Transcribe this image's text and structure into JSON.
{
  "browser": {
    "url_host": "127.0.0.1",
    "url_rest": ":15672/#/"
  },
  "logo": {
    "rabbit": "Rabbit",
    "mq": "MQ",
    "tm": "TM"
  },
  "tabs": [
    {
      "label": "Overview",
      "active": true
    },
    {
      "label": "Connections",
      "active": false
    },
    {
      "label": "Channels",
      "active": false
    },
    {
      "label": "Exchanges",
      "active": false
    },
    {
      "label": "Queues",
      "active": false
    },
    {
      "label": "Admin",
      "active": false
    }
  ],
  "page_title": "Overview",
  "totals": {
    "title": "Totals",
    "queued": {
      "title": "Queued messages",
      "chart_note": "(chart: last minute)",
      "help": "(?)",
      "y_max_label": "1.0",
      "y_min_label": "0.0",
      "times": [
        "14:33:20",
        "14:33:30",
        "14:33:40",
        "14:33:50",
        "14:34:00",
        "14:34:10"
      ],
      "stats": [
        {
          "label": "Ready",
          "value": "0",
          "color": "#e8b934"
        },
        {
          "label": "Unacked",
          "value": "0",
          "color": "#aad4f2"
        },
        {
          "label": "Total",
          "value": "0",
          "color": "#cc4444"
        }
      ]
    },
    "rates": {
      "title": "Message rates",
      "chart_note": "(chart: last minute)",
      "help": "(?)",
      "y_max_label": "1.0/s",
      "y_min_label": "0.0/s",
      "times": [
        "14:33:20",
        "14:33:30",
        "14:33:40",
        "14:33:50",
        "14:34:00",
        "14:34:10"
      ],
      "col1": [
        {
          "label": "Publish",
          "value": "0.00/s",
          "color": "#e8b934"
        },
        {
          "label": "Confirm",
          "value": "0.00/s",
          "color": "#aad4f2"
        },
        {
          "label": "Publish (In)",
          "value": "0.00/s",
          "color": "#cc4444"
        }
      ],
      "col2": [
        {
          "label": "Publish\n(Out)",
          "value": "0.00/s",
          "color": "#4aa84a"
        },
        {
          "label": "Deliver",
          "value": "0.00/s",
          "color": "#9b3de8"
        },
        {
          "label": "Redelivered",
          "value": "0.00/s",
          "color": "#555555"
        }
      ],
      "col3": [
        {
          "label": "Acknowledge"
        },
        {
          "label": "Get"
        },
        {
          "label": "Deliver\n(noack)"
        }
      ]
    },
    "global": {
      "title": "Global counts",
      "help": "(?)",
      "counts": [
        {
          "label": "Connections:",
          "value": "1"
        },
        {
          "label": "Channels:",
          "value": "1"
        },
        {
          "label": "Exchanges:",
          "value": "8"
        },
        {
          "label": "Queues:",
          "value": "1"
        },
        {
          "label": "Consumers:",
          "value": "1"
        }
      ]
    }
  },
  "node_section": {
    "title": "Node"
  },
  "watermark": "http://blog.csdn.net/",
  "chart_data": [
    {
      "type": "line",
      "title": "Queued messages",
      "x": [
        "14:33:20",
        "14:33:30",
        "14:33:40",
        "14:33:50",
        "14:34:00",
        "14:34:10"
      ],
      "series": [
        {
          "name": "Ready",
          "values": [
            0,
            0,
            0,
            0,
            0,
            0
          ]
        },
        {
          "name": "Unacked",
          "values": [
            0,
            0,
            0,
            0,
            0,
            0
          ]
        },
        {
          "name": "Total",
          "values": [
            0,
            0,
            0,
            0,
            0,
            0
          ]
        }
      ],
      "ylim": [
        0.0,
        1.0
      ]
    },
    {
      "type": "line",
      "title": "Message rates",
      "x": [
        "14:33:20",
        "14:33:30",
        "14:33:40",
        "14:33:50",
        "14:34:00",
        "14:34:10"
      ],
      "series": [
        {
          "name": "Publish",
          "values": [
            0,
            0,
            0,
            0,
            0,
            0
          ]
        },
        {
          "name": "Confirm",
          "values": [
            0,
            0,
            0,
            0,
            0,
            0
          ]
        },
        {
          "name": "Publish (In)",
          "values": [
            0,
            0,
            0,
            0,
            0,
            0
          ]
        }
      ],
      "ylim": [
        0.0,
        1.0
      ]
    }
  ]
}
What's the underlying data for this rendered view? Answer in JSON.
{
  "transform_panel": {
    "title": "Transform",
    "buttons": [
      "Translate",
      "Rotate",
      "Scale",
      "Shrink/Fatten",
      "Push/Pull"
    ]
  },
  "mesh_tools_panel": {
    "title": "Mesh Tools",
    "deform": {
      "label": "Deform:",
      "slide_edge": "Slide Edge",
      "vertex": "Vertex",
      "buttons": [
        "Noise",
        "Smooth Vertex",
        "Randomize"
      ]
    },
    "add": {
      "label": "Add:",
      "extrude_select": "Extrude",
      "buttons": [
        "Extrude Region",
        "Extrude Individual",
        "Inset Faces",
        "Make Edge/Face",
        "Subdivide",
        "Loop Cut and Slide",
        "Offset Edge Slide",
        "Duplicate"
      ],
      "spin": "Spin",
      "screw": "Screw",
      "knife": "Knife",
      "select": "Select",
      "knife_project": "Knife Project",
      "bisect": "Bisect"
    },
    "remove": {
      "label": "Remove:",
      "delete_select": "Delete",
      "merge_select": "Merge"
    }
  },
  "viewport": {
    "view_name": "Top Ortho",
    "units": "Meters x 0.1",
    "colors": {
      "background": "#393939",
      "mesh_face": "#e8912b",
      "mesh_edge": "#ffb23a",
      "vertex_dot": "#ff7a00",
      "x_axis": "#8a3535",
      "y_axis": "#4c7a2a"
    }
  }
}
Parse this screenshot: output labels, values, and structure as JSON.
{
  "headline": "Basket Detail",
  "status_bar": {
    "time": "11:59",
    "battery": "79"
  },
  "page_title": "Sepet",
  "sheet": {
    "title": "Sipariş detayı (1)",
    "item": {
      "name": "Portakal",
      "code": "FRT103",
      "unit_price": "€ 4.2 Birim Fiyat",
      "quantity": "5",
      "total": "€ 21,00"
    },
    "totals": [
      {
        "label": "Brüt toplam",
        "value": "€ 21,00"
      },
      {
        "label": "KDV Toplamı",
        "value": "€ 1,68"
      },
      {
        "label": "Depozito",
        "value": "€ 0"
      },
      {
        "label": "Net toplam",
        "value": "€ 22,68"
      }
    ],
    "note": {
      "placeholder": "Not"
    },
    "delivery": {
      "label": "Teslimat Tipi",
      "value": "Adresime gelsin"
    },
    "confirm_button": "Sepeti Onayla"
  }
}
######
Goal =>
Reproduce each record exactly, leaving nothing out.

Finished exercise =>
Transcribe this image's text and structure into JSON.
{
  "browser": {
    "url_host": "127.0.0.1",
    "url_rest": ":15672/#/"
  },
  "logo": {
    "rabbit": "Rabbit",
    "mq": "MQ",
    "tm": "TM"
  },
  "tabs": [
    {
      "label": "Overview",
      "active": true
    },
    {
      "label": "Connections",
      "active": false
    },
    {
      "label": "Channels",
      "active": false
    },
    {
      "label": "Exchanges",
      "active": false
    },
    {
      "label": "Queues",
      "active": false
    },
    {
      "label": "Admin",
      "active": false
    }
  ],
  "page_title": "Overview",
  "totals": {
    "title": "Totals",
    "queued": {
      "title": "Queued messages",
      "chart_note": "(chart: last minute)",
      "help": "(?)",
      "y_max_label": "1.0",
      "y_min_label": "0.0",
      "times": [
        "14:33:20",
        "14:33:30",
        "14:33:40",
        "14:33:50",
        "14:34:00",
        "14:34:10"
      ],
      "stats": [
        {
          "label": "Ready",
          "value": "0",
          "color": "#e8b934"
        },
        {
          "label": "Unacked",
          "value": "0",
          "color": "#aad4f2"
        },
        {
          "label": "Total",
          "value": "0",
          "color": "#cc4444"
        }
      ]
    },
    "rates": {
      "title": "Message rates",
      "chart_note": "(chart: last minute)",
      "help": "(?)",
      "y_max_label": "1.0/s",
      "y_min_label": "0.0/s",
      "times": [
        "14:33:20",
        "14:33:30",
        "14:33:40",
        "14:33:50",
        "14:34:00",
        "14:34:10"
      ],
      "col1": [
        {
          "label": "Publish",
          "value": "0.00/s",
          "color": "#e8b934"
        },
        {
          "label": "Confirm",
          "value": "0.00/s",
          "color": "#aad4f2"
        },
        {
          "label": "Publish (In)",
          "value": "0.00/s",
          "color": "#cc4444"
        }
      ],
      "col2": [
        {
          "label": "Publish\n(Out)",
          "value": "0.00/s",
          "color": "#4aa84a"
        },
        {
          "label": "Deliver",
          "value": "0.00/s",
          "color": "#9b3de8"
        },
        {
          "label": "Redelivered",
          "value": "0.00/s",
          "color": "#555555"
        }
      ],
      "col3": [
        {
          "label": "Acknowledge"
        },
        {
          "label": "Get"
        },
        {
          "label": "Deliver\n(noack)"
        }
      ]
    },
    "global": {
      "title": "Global counts",
      "help": "(?)",
      "counts": [
        {
          "label": "Connections:",
          "value": "1"
        },
        {
          "label": "Channels:",
          "value": "1"
        },
        {
          "label": "Exchanges:",
          "value": "8"
        },
        {
          "label": "Queues:",
          "value": "1"
        },
        {
          "label": "Consumers:",
          "value": "1"
        }
      ]
    }
  },
  "node_section": {
    "title": "Node"
  },
  "watermark": "http://blog.csdn.net/",
  "chart_data": [
    {
      "type": "line",
      "title": "Queued messages",
      "x": [
        "14:33:20",
        "14:33:30",
        "14:33:40",
        "14:33:50",
        "14:34:00",
        "14:34:10"
      ],
      "series": [
        {
          "name": "Ready",
          "values": [
            0,
            0,
            0,
            0,
            0,
            0
          ]
        },
        {
          "name": "Unacked",
          "values": [
            0,
            0,
            0,
            0,
            0,
            0
          ]
        },
        {
          "name": "Total",
          "values": [
            0,
            0,
            0,
            0,
            0,
            0
          ]
        }
      ],
      "ylim": [
        0.0,
        1.0
      ]
    },
    {
      "type": "line",
      "title": "Message rates",
      "x": [
        "14:33:20",
        "14:33:30",
        "14:33:40",
        "14:33:50",
        "14:34:00",
        "14:34:10"
      ],
      "series": [
        {
          "name": "Publish",
          "values": [
            0,
            0,
            0,
            0,
            0,
            0
          ]
        },
        {
          "name": "Confirm",
          "values": [
            0,
            0,
            0,
            0,
            0,
            0
          ]
        },
        {
          "name": "Publish (In)",
          "values": [
            0,
            0,
            0,
            0,
            0,
            0
          ]
        }
      ],
      "ylim": [
        0.0,
        1.0
      ]
    }
  ]
}
What's the underlying data for this rendered view? Answer in JSON.
{
  "transform_panel": {
    "title": "Transform",
    "buttons": [
      "Translate",
      "Rotate",
      "Scale",
      "Shrink/Fatten",
      "Push/Pull"
    ]
  },
  "mesh_tools_panel": {
    "title": "Mesh Tools",
    "deform": {
      "label": "Deform:",
      "slide_edge": "Slide Edge",
      "vertex": "Vertex",
      "buttons": [
        "Noise",
        "Smooth Vertex",
        "Randomize"
      ]
    },
    "add": {
      "label": "Add:",
      "extrude_select": "Extrude",
      "buttons": [
        "Extrude Region",
        "Extrude Individual",
        "Inset Faces",
        "Make Edge/Face",
        "Subdivide",
        "Loop Cut and Slide",
        "Offset Edge Slide",
        "Duplicate"
      ],
      "spin": "Spin",
      "screw": "Screw",
      "knife": "Knife",
      "select": "Select",
      "knife_project": "Knife Project",
      "bisect": "Bisect"
    },
    "remove": {
      "label": "Remove:",
      "delete_select": "Delete",
      "merge_select": "Merge"
    }
  },
  "viewport": {
    "view_name": "Top Ortho",
    "units": "Meters x 0.1",
    "colors": {
      "background": "#393939",
      "mesh_face": "#e8912b",
      "mesh_edge": "#ffb23a",
      "vertex_dot": "#ff7a00",
      "x_axis": "#8a3535",
      "y_axis": "#4c7a2a"
    }
  }
}
Parse this screenshot: output labels, values, and structure as JSON.
{
  "headline": "Basket Detail",
  "status_bar": {
    "time": "11:59",
    "battery": "79"
  },
  "page_title": "Sepet",
  "sheet": {
    "title": "Sipariş detayı (1)",
    "item": {
      "name": "Portakal",
      "code": "FRT103",
      "unit_price": "€ 4.2 Birim Fiyat",
      "quantity": "5",
      "total": "€ 21,00"
    },
    "totals": [
      {
        "label": "Brüt toplam",
        "value": "€ 21,00"
      },
      {
        "label": "KDV Toplamı",
        "value": "€ 1,68"
      },
      {
        "label": "Depozito",
        "value": "€ 0"
      },
      {
        "label": "Net toplam",
        "value": "€ 22,68"
      }
    ],
    "note": {
      "placeholder": "Not"
    },
    "delivery": {
      "label": "Teslimat Tipi",
      "value": "Adresime gelsin"
    },
    "confirm_button": "Sepeti Onayla"
  }
}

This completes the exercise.